(Dataset records)
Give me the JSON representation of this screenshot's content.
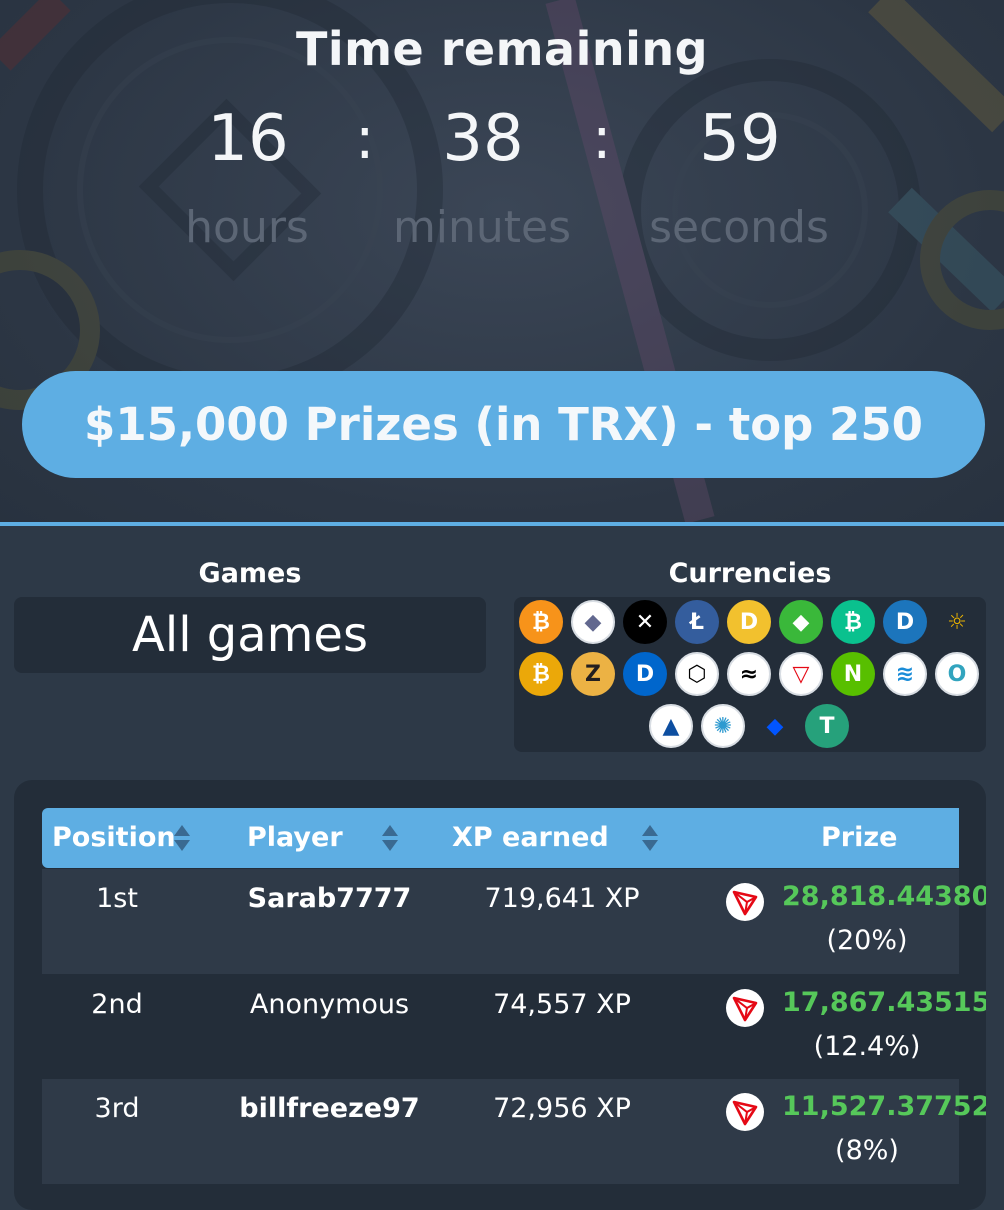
{
  "timer": {
    "title": "Time remaining",
    "hours": "16",
    "minutes": "38",
    "seconds": "59",
    "separator": ":",
    "hours_label": "hours",
    "minutes_label": "minutes",
    "seconds_label": "seconds"
  },
  "banner": {
    "text": "$15,000 Prizes (in TRX) - top 250",
    "color": "#5eaee3"
  },
  "filters": {
    "games_label": "Games",
    "games_value": "All games",
    "currencies_label": "Currencies",
    "currencies": [
      {
        "name": "bitcoin-icon",
        "glyph": "₿",
        "bg": "#f7931a"
      },
      {
        "name": "ethereum-icon",
        "glyph": "◆",
        "bg": "#ffffff",
        "fg": "#62688f"
      },
      {
        "name": "ripple-icon",
        "glyph": "✕",
        "bg": "#000000"
      },
      {
        "name": "litecoin-icon",
        "glyph": "Ł",
        "bg": "#345d9d"
      },
      {
        "name": "dogecoin-icon",
        "glyph": "D",
        "bg": "#f2c12e"
      },
      {
        "name": "ethereum-classic-icon",
        "glyph": "◆",
        "bg": "#3ab83a"
      },
      {
        "name": "bitcoin-cash-icon",
        "glyph": "₿",
        "bg": "#0ac18e"
      },
      {
        "name": "dash-icon",
        "glyph": "D",
        "bg": "#1c75bc"
      },
      {
        "name": "bitcoin-sv-icon",
        "glyph": "☼",
        "bg": "transparent",
        "fg": "#eab300"
      },
      {
        "name": "bitcoin-gold-icon",
        "glyph": "₿",
        "bg": "#eba809"
      },
      {
        "name": "zcash-icon",
        "glyph": "Z",
        "bg": "#ecb244",
        "fg": "#231f20"
      },
      {
        "name": "digibyte-icon",
        "glyph": "D",
        "bg": "#0066cc"
      },
      {
        "name": "eos-icon",
        "glyph": "⬡",
        "bg": "#ffffff",
        "fg": "#000000"
      },
      {
        "name": "stellar-icon",
        "glyph": "≈",
        "bg": "#ffffff",
        "fg": "#000000"
      },
      {
        "name": "tron-icon",
        "glyph": "▽",
        "bg": "#ffffff",
        "fg": "#e50915"
      },
      {
        "name": "neo-icon",
        "glyph": "N",
        "bg": "#58bf00"
      },
      {
        "name": "binance-icon",
        "glyph": "≋",
        "bg": "#ffffff",
        "fg": "#1a8cd8"
      },
      {
        "name": "ontology-icon",
        "glyph": "O",
        "bg": "#ffffff",
        "fg": "#32a4be"
      },
      {
        "name": "lisk-icon",
        "glyph": "▲",
        "bg": "#ffffff",
        "fg": "#0d4ea0"
      },
      {
        "name": "qtum-icon",
        "glyph": "✺",
        "bg": "#ffffff",
        "fg": "#2e9ad0"
      },
      {
        "name": "waves-icon",
        "glyph": "◆",
        "bg": "transparent",
        "fg": "#0155ff"
      },
      {
        "name": "tether-icon",
        "glyph": "T",
        "bg": "#26a17b"
      }
    ]
  },
  "leaderboard": {
    "columns": [
      "Position",
      "Player",
      "XP earned",
      "Prize"
    ],
    "rows": [
      {
        "position": "1st",
        "player": "Sarab7777",
        "player_bold": true,
        "xp": "719,641 XP",
        "prize": "28,818.44380",
        "percent": "(20%)"
      },
      {
        "position": "2nd",
        "player": "Anonymous",
        "player_bold": false,
        "xp": "74,557 XP",
        "prize": "17,867.43515",
        "percent": "(12.4%)"
      },
      {
        "position": "3rd",
        "player": "billfreeze97",
        "player_bold": true,
        "xp": "72,956 XP",
        "prize": "11,527.37752",
        "percent": "(8%)"
      }
    ]
  },
  "colors": {
    "accent": "#5eaee3",
    "prize_green": "#56c85a",
    "panel": "#232d39",
    "background": "#2d3947"
  }
}
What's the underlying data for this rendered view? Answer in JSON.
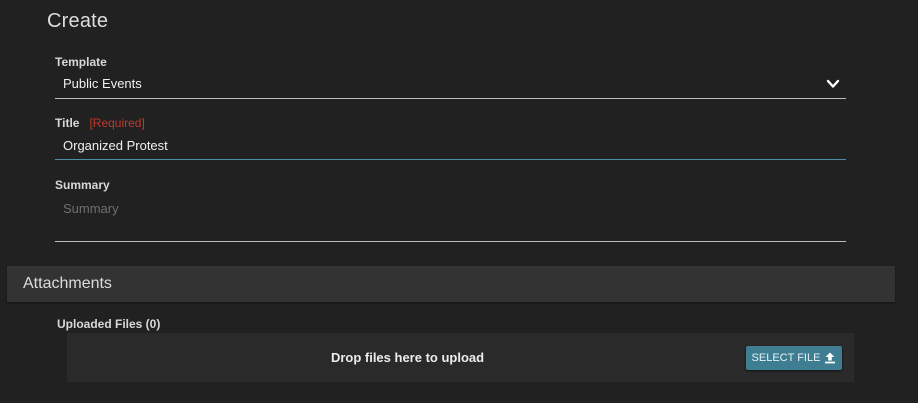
{
  "page": {
    "heading": "Create"
  },
  "form": {
    "template": {
      "label": "Template",
      "value": "Public Events",
      "icon": "chevron-down-icon"
    },
    "title": {
      "label": "Title",
      "required_tag": "[Required]",
      "value": "Organized Protest"
    },
    "summary": {
      "label": "Summary",
      "placeholder": "Summary",
      "value": ""
    }
  },
  "attachments": {
    "heading": "Attachments",
    "uploaded_label": "Uploaded Files (0)",
    "dropzone_text": "Drop files here to upload",
    "select_file_label": "SELECT FILE",
    "select_file_icon": "upload-icon"
  },
  "colors": {
    "background": "#212121",
    "section_bar": "#333333",
    "required": "#c0392b",
    "accent": "#3f7d93",
    "focus_underline": "#4b8ea6"
  }
}
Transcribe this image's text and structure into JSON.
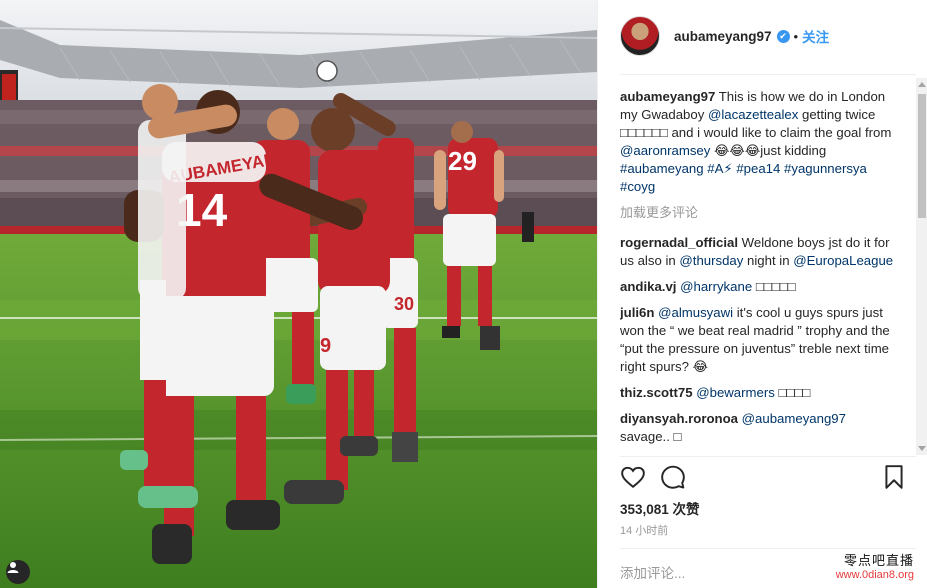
{
  "post": {
    "username": "aubameyang97",
    "verified_mark": "✔",
    "dot": "•",
    "follow_label": "关注",
    "caption_user": "aubameyang97",
    "caption_parts": [
      {
        "t": "This is how we do in London my Gwadaboy "
      },
      {
        "t": "@lacazettealex",
        "link": true
      },
      {
        "t": " getting twice □□□□□□ and i would like to claim the goal from "
      },
      {
        "t": "@aaronramsey",
        "link": true
      },
      {
        "t": " 😂😂😂just kidding "
      },
      {
        "t": "#aubameyang",
        "link": true
      },
      {
        "t": " "
      },
      {
        "t": "#A⚡",
        "link": true
      },
      {
        "t": " "
      },
      {
        "t": "#pea14",
        "link": true
      },
      {
        "t": " "
      },
      {
        "t": "#yagunnersya",
        "link": true
      },
      {
        "t": " "
      },
      {
        "t": "#coyg",
        "link": true
      }
    ],
    "load_more": "加载更多评论",
    "comments": [
      {
        "user": "rogernadal_official",
        "parts": [
          {
            "t": "Weldone boys jst do it for us also in "
          },
          {
            "t": "@thursday",
            "link": true
          },
          {
            "t": " night in "
          },
          {
            "t": "@EuropaLeague",
            "link": true
          }
        ]
      },
      {
        "user": "andika.vj",
        "parts": [
          {
            "t": "@harrykane",
            "link": true
          },
          {
            "t": " □□□□□"
          }
        ]
      },
      {
        "user": "juli6n",
        "parts": [
          {
            "t": "@almusyawi",
            "link": true
          },
          {
            "t": " it's cool u guys spurs just won the “ we beat real madrid ” trophy and the “put the pressure on juventus” treble next time right spurs? 😂"
          }
        ]
      },
      {
        "user": "thiz.scott75",
        "parts": [
          {
            "t": "@bewarmers",
            "link": true
          },
          {
            "t": " □□□□"
          }
        ]
      },
      {
        "user": "diyansyah.roronoa",
        "parts": [
          {
            "t": "@aubameyang97",
            "link": true
          },
          {
            "t": " savage.. □"
          }
        ]
      }
    ],
    "likes_text": "353,081 次赞",
    "time_ago": "14 小时前",
    "add_comment_placeholder": "添加评论...",
    "watermark_name": "零点吧直播",
    "watermark_url": "www.0dian8.org",
    "accent_color": "#3897f0",
    "link_color": "#003569",
    "icons": {
      "like": "heart-icon",
      "comment": "speech-bubble-icon",
      "save": "bookmark-icon",
      "photo_tag": "user-tag-icon"
    }
  }
}
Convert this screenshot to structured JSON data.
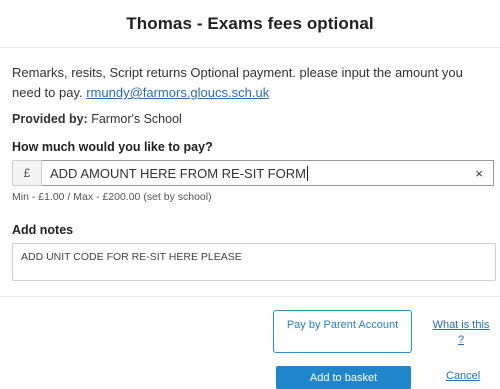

Set exercise: Copy all of the entries verbatim, leaving out any pictures they contain.

Result below:
Give me the JSON representation of this screenshot's content.
{
  "timer": {
    "title": "Time remaining",
    "hours": "16",
    "minutes": "38",
    "seconds": "59",
    "separator": ":",
    "hours_label": "hours",
    "minutes_label": "minutes",
    "seconds_label": "seconds"
  },
  "banner": {
    "text": "$15,000 Prizes (in TRX) - top 250",
    "color": "#5eaee3"
  },
  "filters": {
    "games_label": "Games",
    "games_value": "All games",
    "currencies_label": "Currencies",
    "currencies": [
      {
        "name": "bitcoin-icon",
        "glyph": "₿",
        "bg": "#f7931a"
      },
      {
        "name": "ethereum-icon",
        "glyph": "◆",
        "bg": "#ffffff",
        "fg": "#62688f"
      },
      {
        "name": "ripple-icon",
        "glyph": "✕",
        "bg": "#000000"
      },
      {
        "name": "litecoin-icon",
        "glyph": "Ł",
        "bg": "#345d9d"
      },
      {
        "name": "dogecoin-icon",
        "glyph": "D",
        "bg": "#f2c12e"
      },
      {
        "name": "ethereum-classic-icon",
        "glyph": "◆",
        "bg": "#3ab83a"
      },
      {
        "name": "bitcoin-cash-icon",
        "glyph": "₿",
        "bg": "#0ac18e"
      },
      {
        "name": "dash-icon",
        "glyph": "D",
        "bg": "#1c75bc"
      },
      {
        "name": "bitcoin-sv-icon",
        "glyph": "☼",
        "bg": "transparent",
        "fg": "#eab300"
      },
      {
        "name": "bitcoin-gold-icon",
        "glyph": "₿",
        "bg": "#eba809"
      },
      {
        "name": "zcash-icon",
        "glyph": "Z",
        "bg": "#ecb244",
        "fg": "#231f20"
      },
      {
        "name": "digibyte-icon",
        "glyph": "D",
        "bg": "#0066cc"
      },
      {
        "name": "eos-icon",
        "glyph": "⬡",
        "bg": "#ffffff",
        "fg": "#000000"
      },
      {
        "name": "stellar-icon",
        "glyph": "≈",
        "bg": "#ffffff",
        "fg": "#000000"
      },
      {
        "name": "tron-icon",
        "glyph": "▽",
        "bg": "#ffffff",
        "fg": "#e50915"
      },
      {
        "name": "neo-icon",
        "glyph": "N",
        "bg": "#58bf00"
      },
      {
        "name": "binance-icon",
        "glyph": "≋",
        "bg": "#ffffff",
        "fg": "#1a8cd8"
      },
      {
        "name": "ontology-icon",
        "glyph": "O",
        "bg": "#ffffff",
        "fg": "#32a4be"
      },
      {
        "name": "lisk-icon",
        "glyph": "▲",
        "bg": "#ffffff",
        "fg": "#0d4ea0"
      },
      {
        "name": "qtum-icon",
        "glyph": "✺",
        "bg": "#ffffff",
        "fg": "#2e9ad0"
      },
      {
        "name": "waves-icon",
        "glyph": "◆",
        "bg": "transparent",
        "fg": "#0155ff"
      },
      {
        "name": "tether-icon",
        "glyph": "T",
        "bg": "#26a17b"
      }
    ]
  },
  "leaderboard": {
    "columns": [
      "Position",
      "Player",
      "XP earned",
      "Prize"
    ],
    "rows": [
      {
        "position": "1st",
        "player": "Sarab7777",
        "player_bold": true,
        "xp": "719,641 XP",
        "prize": "28,818.44380",
        "percent": "(20%)"
      },
      {
        "position": "2nd",
        "player": "Anonymous",
        "player_bold": false,
        "xp": "74,557 XP",
        "prize": "17,867.43515",
        "percent": "(12.4%)"
      },
      {
        "position": "3rd",
        "player": "billfreeze97",
        "player_bold": true,
        "xp": "72,956 XP",
        "prize": "11,527.37752",
        "percent": "(8%)"
      }
    ]
  },
  "colors": {
    "accent": "#5eaee3",
    "prize_green": "#56c85a",
    "panel": "#232d39",
    "background": "#2d3947"
  }
}
What's the underlying data for this rendered view? Answer in JSON.
{
  "page": {
    "heading": "Create"
  },
  "form": {
    "template": {
      "label": "Template",
      "value": "Public Events",
      "icon": "chevron-down-icon"
    },
    "title": {
      "label": "Title",
      "required_tag": "[Required]",
      "value": "Organized Protest"
    },
    "summary": {
      "label": "Summary",
      "placeholder": "Summary",
      "value": ""
    }
  },
  "attachments": {
    "heading": "Attachments",
    "uploaded_label": "Uploaded Files (0)",
    "dropzone_text": "Drop files here to upload",
    "select_file_label": "SELECT FILE",
    "select_file_icon": "upload-icon"
  },
  "colors": {
    "background": "#212121",
    "section_bar": "#333333",
    "required": "#c0392b",
    "accent": "#3f7d93",
    "focus_underline": "#4b8ea6"
  }
}
Transcribe this image's text and structure into JSON.
{
  "post": {
    "username": "aubameyang97",
    "verified_mark": "✔",
    "dot": "•",
    "follow_label": "关注",
    "caption_user": "aubameyang97",
    "caption_parts": [
      {
        "t": "This is how we do in London my Gwadaboy "
      },
      {
        "t": "@lacazettealex",
        "link": true
      },
      {
        "t": " getting twice □□□□□□ and i would like to claim the goal from "
      },
      {
        "t": "@aaronramsey",
        "link": true
      },
      {
        "t": " 😂😂😂just kidding "
      },
      {
        "t": "#aubameyang",
        "link": true
      },
      {
        "t": " "
      },
      {
        "t": "#A⚡",
        "link": true
      },
      {
        "t": " "
      },
      {
        "t": "#pea14",
        "link": true
      },
      {
        "t": " "
      },
      {
        "t": "#yagunnersya",
        "link": true
      },
      {
        "t": " "
      },
      {
        "t": "#coyg",
        "link": true
      }
    ],
    "load_more": "加载更多评论",
    "comments": [
      {
        "user": "rogernadal_official",
        "parts": [
          {
            "t": "Weldone boys jst do it for us also in "
          },
          {
            "t": "@thursday",
            "link": true
          },
          {
            "t": " night in "
          },
          {
            "t": "@EuropaLeague",
            "link": true
          }
        ]
      },
      {
        "user": "andika.vj",
        "parts": [
          {
            "t": "@harrykane",
            "link": true
          },
          {
            "t": " □□□□□"
          }
        ]
      },
      {
        "user": "juli6n",
        "parts": [
          {
            "t": "@almusyawi",
            "link": true
          },
          {
            "t": " it's cool u guys spurs just won the “ we beat real madrid ” trophy and the “put the pressure on juventus” treble next time right spurs? 😂"
          }
        ]
      },
      {
        "user": "thiz.scott75",
        "parts": [
          {
            "t": "@bewarmers",
            "link": true
          },
          {
            "t": " □□□□"
          }
        ]
      },
      {
        "user": "diyansyah.roronoa",
        "parts": [
          {
            "t": "@aubameyang97",
            "link": true
          },
          {
            "t": " savage.. □"
          }
        ]
      }
    ],
    "likes_text": "353,081 次赞",
    "time_ago": "14 小时前",
    "add_comment_placeholder": "添加评论...",
    "watermark_name": "零点吧直播",
    "watermark_url": "www.0dian8.org",
    "accent_color": "#3897f0",
    "link_color": "#003569",
    "icons": {
      "like": "heart-icon",
      "comment": "speech-bubble-icon",
      "save": "bookmark-icon",
      "photo_tag": "user-tag-icon"
    }
  }
}
Convert this screenshot to structured JSON data.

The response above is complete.